[Opening Supplied records section]

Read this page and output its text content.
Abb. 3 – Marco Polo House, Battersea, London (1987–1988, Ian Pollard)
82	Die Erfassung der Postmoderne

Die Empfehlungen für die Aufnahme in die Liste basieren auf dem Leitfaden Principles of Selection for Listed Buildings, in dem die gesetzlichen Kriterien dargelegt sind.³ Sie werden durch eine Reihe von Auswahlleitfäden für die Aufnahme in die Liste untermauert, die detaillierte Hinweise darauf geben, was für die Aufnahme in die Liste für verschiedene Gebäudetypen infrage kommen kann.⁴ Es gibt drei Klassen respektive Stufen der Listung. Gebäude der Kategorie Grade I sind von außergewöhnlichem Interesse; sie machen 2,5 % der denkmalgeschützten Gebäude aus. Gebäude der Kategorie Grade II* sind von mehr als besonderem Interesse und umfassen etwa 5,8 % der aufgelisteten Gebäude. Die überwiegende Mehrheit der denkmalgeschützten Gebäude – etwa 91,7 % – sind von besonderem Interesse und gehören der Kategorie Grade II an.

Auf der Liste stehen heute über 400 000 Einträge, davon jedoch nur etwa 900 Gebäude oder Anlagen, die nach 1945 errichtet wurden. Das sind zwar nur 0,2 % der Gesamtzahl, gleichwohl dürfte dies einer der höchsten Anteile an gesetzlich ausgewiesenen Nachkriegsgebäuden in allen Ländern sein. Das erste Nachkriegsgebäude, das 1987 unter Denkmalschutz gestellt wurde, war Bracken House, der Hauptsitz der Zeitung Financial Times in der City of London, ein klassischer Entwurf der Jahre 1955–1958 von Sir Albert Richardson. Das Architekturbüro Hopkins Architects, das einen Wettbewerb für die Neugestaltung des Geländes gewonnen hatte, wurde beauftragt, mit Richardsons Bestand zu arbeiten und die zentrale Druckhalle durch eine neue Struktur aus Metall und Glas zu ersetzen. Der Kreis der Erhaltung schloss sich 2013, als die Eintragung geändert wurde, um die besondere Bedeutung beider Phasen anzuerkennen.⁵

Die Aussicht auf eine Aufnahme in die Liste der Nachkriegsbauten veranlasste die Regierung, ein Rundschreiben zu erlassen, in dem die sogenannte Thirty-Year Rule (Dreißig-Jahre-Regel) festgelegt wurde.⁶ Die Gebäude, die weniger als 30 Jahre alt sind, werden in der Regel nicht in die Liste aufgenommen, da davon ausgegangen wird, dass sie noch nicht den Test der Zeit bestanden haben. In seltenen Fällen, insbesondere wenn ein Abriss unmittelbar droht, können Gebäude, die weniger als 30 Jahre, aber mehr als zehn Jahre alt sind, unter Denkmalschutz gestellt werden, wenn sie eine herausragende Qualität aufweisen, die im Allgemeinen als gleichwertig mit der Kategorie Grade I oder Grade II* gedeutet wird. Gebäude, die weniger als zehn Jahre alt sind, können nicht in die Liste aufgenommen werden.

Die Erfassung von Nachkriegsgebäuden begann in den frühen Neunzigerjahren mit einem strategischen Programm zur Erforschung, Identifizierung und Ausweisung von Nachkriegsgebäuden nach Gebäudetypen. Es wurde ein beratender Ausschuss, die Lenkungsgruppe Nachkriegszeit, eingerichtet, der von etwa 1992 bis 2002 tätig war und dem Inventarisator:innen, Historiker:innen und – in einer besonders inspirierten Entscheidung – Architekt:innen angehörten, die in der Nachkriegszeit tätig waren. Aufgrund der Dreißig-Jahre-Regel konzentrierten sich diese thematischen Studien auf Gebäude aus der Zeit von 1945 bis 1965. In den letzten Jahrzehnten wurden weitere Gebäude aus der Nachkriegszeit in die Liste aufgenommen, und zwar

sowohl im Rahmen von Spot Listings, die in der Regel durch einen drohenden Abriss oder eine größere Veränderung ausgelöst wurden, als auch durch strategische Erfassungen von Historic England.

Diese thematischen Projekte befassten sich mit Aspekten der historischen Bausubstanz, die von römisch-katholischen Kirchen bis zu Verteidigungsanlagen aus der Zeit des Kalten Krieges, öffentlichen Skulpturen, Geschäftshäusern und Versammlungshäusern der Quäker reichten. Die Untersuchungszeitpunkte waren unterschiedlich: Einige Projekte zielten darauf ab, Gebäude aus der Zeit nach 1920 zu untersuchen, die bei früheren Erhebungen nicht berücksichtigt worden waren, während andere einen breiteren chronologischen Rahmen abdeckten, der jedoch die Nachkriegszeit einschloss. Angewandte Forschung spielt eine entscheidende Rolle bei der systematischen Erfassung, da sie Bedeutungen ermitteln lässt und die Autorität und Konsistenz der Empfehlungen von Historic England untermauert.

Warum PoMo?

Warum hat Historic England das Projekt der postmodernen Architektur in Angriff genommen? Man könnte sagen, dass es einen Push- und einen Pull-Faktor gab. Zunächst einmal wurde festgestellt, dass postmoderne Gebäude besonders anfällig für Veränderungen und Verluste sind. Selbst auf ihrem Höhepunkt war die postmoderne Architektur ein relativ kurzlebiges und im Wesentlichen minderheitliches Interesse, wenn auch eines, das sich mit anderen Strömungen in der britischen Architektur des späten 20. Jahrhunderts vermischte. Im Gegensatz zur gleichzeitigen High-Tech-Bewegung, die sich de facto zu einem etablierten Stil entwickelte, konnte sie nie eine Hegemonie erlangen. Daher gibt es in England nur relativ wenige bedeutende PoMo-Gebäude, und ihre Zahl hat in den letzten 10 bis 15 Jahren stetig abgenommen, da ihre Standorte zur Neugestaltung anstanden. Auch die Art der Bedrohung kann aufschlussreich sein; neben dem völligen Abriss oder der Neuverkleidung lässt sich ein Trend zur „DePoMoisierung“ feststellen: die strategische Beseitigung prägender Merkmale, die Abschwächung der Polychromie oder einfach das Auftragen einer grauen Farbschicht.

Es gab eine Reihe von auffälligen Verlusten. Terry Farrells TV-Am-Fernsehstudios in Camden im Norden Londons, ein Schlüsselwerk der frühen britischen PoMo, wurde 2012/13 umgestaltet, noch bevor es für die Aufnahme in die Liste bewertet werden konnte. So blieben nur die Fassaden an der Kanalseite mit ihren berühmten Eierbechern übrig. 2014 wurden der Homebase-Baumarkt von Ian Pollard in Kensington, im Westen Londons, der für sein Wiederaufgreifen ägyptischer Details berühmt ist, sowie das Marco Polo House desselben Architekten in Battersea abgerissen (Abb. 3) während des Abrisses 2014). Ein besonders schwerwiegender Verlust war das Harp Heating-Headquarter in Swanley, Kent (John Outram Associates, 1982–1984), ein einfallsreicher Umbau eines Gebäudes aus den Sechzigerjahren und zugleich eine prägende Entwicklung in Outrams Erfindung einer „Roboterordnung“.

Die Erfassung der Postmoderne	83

[Closing Supplied records section]

* **To do**
Transcribe the full set of records precisely.

* **Problem solution**
Read this page and output its text content.
Abb. 3 – Marco Polo House, Battersea, London (1987–1988, Ian Pollard)
82	Die Erfassung der Postmoderne

Die Empfehlungen für die Aufnahme in die Liste basieren auf dem Leitfaden Principles of Selection for Listed Buildings, in dem die gesetzlichen Kriterien dargelegt sind.³ Sie werden durch eine Reihe von Auswahlleitfäden für die Aufnahme in die Liste untermauert, die detaillierte Hinweise darauf geben, was für die Aufnahme in die Liste für verschiedene Gebäudetypen infrage kommen kann.⁴ Es gibt drei Klassen respektive Stufen der Listung. Gebäude der Kategorie Grade I sind von außergewöhnlichem Interesse; sie machen 2,5 % der denkmalgeschützten Gebäude aus. Gebäude der Kategorie Grade II* sind von mehr als besonderem Interesse und umfassen etwa 5,8 % der aufgelisteten Gebäude. Die überwiegende Mehrheit der denkmalgeschützten Gebäude – etwa 91,7 % – sind von besonderem Interesse und gehören der Kategorie Grade II an.

Auf der Liste stehen heute über 400 000 Einträge, davon jedoch nur etwa 900 Gebäude oder Anlagen, die nach 1945 errichtet wurden. Das sind zwar nur 0,2 % der Gesamtzahl, gleichwohl dürfte dies einer der höchsten Anteile an gesetzlich ausgewiesenen Nachkriegsgebäuden in allen Ländern sein. Das erste Nachkriegsgebäude, das 1987 unter Denkmalschutz gestellt wurde, war Bracken House, der Hauptsitz der Zeitung Financial Times in der City of London, ein klassischer Entwurf der Jahre 1955–1958 von Sir Albert Richardson. Das Architekturbüro Hopkins Architects, das einen Wettbewerb für die Neugestaltung des Geländes gewonnen hatte, wurde beauftragt, mit Richardsons Bestand zu arbeiten und die zentrale Druckhalle durch eine neue Struktur aus Metall und Glas zu ersetzen. Der Kreis der Erhaltung schloss sich 2013, als die Eintragung geändert wurde, um die besondere Bedeutung beider Phasen anzuerkennen.⁵

Die Aussicht auf eine Aufnahme in die Liste der Nachkriegsbauten veranlasste die Regierung, ein Rundschreiben zu erlassen, in dem die sogenannte Thirty-Year Rule (Dreißig-Jahre-Regel) festgelegt wurde.⁶ Die Gebäude, die weniger als 30 Jahre alt sind, werden in der Regel nicht in die Liste aufgenommen, da davon ausgegangen wird, dass sie noch nicht den Test der Zeit bestanden haben. In seltenen Fällen, insbesondere wenn ein Abriss unmittelbar droht, können Gebäude, die weniger als 30 Jahre, aber mehr als zehn Jahre alt sind, unter Denkmalschutz gestellt werden, wenn sie eine herausragende Qualität aufweisen, die im Allgemeinen als gleichwertig mit der Kategorie Grade I oder Grade II* gedeutet wird. Gebäude, die weniger als zehn Jahre alt sind, können nicht in die Liste aufgenommen werden.

Die Erfassung von Nachkriegsgebäuden begann in den frühen Neunzigerjahren mit einem strategischen Programm zur Erforschung, Identifizierung und Ausweisung von Nachkriegsgebäuden nach Gebäudetypen. Es wurde ein beratender Ausschuss, die Lenkungsgruppe Nachkriegszeit, eingerichtet, der von etwa 1992 bis 2002 tätig war und dem Inventarisator:innen, Historiker:innen und – in einer besonders inspirierten Entscheidung – Architekt:innen angehörten, die in der Nachkriegszeit tätig waren. Aufgrund der Dreißig-Jahre-Regel konzentrierten sich diese thematischen Studien auf Gebäude aus der Zeit von 1945 bis 1965. In den letzten Jahrzehnten wurden weitere Gebäude aus der Nachkriegszeit in die Liste aufgenommen, und zwar

sowohl im Rahmen von Spot Listings, die in der Regel durch einen drohenden Abriss oder eine größere Veränderung ausgelöst wurden, als auch durch strategische Erfassungen von Historic England.

Diese thematischen Projekte befassten sich mit Aspekten der historischen Bausubstanz, die von römisch-katholischen Kirchen bis zu Verteidigungsanlagen aus der Zeit des Kalten Krieges, öffentlichen Skulpturen, Geschäftshäusern und Versammlungshäusern der Quäker reichten. Die Untersuchungszeitpunkte waren unterschiedlich: Einige Projekte zielten darauf ab, Gebäude aus der Zeit nach 1920 zu untersuchen, die bei früheren Erhebungen nicht berücksichtigt worden waren, während andere einen breiteren chronologischen Rahmen abdeckten, der jedoch die Nachkriegszeit einschloss. Angewandte Forschung spielt eine entscheidende Rolle bei der systematischen Erfassung, da sie Bedeutungen ermitteln lässt und die Autorität und Konsistenz der Empfehlungen von Historic England untermauert.

Warum PoMo?

Warum hat Historic England das Projekt der postmodernen Architektur in Angriff genommen? Man könnte sagen, dass es einen Push- und einen Pull-Faktor gab. Zunächst einmal wurde festgestellt, dass postmoderne Gebäude besonders anfällig für Veränderungen und Verluste sind. Selbst auf ihrem Höhepunkt war die postmoderne Architektur ein relativ kurzlebiges und im Wesentlichen minderheitliches Interesse, wenn auch eines, das sich mit anderen Strömungen in der britischen Architektur des späten 20. Jahrhunderts vermischte. Im Gegensatz zur gleichzeitigen High-Tech-Bewegung, die sich de facto zu einem etablierten Stil entwickelte, konnte sie nie eine Hegemonie erlangen. Daher gibt es in England nur relativ wenige bedeutende PoMo-Gebäude, und ihre Zahl hat in den letzten 10 bis 15 Jahren stetig abgenommen, da ihre Standorte zur Neugestaltung anstanden. Auch die Art der Bedrohung kann aufschlussreich sein; neben dem völligen Abriss oder der Neuverkleidung lässt sich ein Trend zur „DePoMoisierung“ feststellen: die strategische Beseitigung prägender Merkmale, die Abschwächung der Polychromie oder einfach das Auftragen einer grauen Farbschicht.

Es gab eine Reihe von auffälligen Verlusten. Terry Farrells TV-Am-Fernsehstudios in Camden im Norden Londons, ein Schlüsselwerk der frühen britischen PoMo, wurde 2012/13 umgestaltet, noch bevor es für die Aufnahme in die Liste bewertet werden konnte. So blieben nur die Fassaden an der Kanalseite mit ihren berühmten Eierbechern übrig. 2014 wurden der Homebase-Baumarkt von Ian Pollard in Kensington, im Westen Londons, der für sein Wiederaufgreifen ägyptischer Details berühmt ist, sowie das Marco Polo House desselben Architekten in Battersea abgerissen (Abb. 3) während des Abrisses 2014). Ein besonders schwerwiegender Verlust war das Harp Heating-Headquarter in Swanley, Kent (John Outram Associates, 1982–1984), ein einfallsreicher Umbau eines Gebäudes aus den Sechzigerjahren und zugleich eine prägende Entwicklung in Outrams Erfindung einer „Roboterordnung“.

Die Erfassung der Postmoderne	83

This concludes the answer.